▶ EXERCISE OBJECTIVE: Report back each line of the records that contains the string "Einheit".

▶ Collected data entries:
>> START
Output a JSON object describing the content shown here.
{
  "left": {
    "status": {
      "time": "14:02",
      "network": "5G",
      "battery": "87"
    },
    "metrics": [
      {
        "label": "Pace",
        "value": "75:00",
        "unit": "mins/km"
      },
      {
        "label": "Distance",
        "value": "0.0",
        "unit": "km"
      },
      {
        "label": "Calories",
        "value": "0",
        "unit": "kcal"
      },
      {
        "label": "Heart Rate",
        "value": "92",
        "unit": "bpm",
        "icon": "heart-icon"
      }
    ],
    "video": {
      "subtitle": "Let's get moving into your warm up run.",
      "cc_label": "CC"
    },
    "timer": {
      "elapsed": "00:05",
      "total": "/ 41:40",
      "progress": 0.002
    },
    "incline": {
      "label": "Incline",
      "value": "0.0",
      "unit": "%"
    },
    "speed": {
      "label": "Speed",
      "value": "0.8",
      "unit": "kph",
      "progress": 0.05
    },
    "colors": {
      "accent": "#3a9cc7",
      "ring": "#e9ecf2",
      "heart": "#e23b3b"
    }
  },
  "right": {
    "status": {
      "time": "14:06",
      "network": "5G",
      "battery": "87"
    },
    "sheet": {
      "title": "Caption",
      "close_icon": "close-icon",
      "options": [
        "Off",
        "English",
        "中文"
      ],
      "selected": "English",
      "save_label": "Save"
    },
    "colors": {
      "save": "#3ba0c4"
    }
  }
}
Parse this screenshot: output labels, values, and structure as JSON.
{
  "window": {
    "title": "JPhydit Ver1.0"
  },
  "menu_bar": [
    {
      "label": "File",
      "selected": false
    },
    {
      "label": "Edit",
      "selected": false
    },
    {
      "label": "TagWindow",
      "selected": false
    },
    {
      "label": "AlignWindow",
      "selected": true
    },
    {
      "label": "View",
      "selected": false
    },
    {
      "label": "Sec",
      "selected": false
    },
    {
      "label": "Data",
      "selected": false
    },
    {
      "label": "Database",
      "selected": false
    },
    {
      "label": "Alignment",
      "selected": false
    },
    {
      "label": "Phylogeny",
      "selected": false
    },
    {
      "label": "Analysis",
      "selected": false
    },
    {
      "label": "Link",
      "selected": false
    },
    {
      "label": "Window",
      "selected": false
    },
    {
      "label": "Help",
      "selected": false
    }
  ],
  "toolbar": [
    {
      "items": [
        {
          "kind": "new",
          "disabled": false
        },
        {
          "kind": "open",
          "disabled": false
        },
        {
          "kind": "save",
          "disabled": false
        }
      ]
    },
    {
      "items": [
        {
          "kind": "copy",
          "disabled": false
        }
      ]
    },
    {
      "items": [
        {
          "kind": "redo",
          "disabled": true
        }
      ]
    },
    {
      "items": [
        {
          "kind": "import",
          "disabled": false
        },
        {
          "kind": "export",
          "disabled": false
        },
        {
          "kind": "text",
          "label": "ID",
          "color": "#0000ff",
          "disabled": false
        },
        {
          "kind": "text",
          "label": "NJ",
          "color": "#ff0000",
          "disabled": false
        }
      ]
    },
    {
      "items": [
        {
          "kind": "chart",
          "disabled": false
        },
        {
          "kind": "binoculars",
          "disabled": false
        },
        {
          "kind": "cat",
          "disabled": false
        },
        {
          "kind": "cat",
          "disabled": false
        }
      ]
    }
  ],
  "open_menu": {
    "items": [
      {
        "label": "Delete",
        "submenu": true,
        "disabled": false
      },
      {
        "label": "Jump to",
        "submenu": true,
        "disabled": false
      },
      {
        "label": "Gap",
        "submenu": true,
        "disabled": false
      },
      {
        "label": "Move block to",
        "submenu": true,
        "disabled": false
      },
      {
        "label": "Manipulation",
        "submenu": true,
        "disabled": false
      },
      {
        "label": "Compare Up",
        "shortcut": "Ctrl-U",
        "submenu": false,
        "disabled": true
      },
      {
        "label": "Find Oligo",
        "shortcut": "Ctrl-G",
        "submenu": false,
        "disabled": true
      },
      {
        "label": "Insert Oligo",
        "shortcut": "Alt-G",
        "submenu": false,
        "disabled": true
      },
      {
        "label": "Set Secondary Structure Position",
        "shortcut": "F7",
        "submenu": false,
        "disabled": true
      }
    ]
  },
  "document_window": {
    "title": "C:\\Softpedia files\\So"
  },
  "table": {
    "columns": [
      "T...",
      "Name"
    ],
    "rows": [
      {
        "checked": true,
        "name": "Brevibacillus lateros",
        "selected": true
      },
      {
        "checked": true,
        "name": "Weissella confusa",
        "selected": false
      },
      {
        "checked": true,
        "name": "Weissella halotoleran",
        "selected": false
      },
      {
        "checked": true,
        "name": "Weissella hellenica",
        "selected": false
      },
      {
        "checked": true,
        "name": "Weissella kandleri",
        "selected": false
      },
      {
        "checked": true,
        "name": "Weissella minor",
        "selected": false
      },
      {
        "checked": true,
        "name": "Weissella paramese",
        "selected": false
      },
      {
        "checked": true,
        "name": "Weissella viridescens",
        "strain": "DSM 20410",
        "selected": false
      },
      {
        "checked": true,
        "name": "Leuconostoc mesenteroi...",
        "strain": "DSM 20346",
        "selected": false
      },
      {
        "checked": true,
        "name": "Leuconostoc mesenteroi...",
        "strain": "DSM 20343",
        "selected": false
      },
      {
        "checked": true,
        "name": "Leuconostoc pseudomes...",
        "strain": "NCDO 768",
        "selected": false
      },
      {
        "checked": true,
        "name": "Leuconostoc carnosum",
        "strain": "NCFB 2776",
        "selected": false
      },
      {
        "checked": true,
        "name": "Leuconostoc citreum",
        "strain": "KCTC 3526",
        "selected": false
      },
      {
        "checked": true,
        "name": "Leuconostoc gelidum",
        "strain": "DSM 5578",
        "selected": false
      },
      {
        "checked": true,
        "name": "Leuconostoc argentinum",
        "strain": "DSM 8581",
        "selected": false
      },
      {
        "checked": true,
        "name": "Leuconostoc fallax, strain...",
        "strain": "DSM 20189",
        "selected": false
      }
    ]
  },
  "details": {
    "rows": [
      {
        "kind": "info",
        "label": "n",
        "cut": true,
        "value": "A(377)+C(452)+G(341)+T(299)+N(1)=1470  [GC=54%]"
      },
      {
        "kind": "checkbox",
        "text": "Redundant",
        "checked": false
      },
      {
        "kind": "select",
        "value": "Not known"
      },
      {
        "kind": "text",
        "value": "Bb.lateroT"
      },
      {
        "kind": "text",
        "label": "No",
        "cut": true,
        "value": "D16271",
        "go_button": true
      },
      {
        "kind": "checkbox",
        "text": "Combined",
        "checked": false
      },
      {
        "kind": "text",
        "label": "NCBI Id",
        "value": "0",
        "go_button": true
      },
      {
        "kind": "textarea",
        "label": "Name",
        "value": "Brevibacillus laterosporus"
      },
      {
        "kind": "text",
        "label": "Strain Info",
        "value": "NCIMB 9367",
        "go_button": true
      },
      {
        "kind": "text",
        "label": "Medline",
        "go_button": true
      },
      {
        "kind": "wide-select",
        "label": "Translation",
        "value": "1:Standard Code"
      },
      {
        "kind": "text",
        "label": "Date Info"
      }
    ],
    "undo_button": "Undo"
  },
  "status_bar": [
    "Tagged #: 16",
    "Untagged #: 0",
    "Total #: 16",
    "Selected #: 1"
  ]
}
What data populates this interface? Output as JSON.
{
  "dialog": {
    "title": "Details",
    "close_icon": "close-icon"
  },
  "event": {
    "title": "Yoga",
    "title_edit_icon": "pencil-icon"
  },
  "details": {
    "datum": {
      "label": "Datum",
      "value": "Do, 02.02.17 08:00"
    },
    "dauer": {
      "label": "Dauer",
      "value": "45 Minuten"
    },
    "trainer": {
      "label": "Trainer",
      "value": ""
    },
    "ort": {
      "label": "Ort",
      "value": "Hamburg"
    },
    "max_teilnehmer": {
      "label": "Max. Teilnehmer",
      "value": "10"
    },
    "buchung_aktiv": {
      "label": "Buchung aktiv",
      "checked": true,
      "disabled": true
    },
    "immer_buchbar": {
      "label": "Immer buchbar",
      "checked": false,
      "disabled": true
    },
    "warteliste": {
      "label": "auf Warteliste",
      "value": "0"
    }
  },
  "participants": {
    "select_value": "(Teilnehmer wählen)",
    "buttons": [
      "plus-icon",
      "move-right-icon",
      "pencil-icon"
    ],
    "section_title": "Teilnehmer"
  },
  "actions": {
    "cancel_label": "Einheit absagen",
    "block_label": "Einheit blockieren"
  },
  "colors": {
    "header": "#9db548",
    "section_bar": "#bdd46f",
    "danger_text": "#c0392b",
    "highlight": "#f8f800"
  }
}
>> END
▶ ANSWER BELOW:
    "cancel_label": "Einheit absagen",
    "block_label": "Einheit blockieren"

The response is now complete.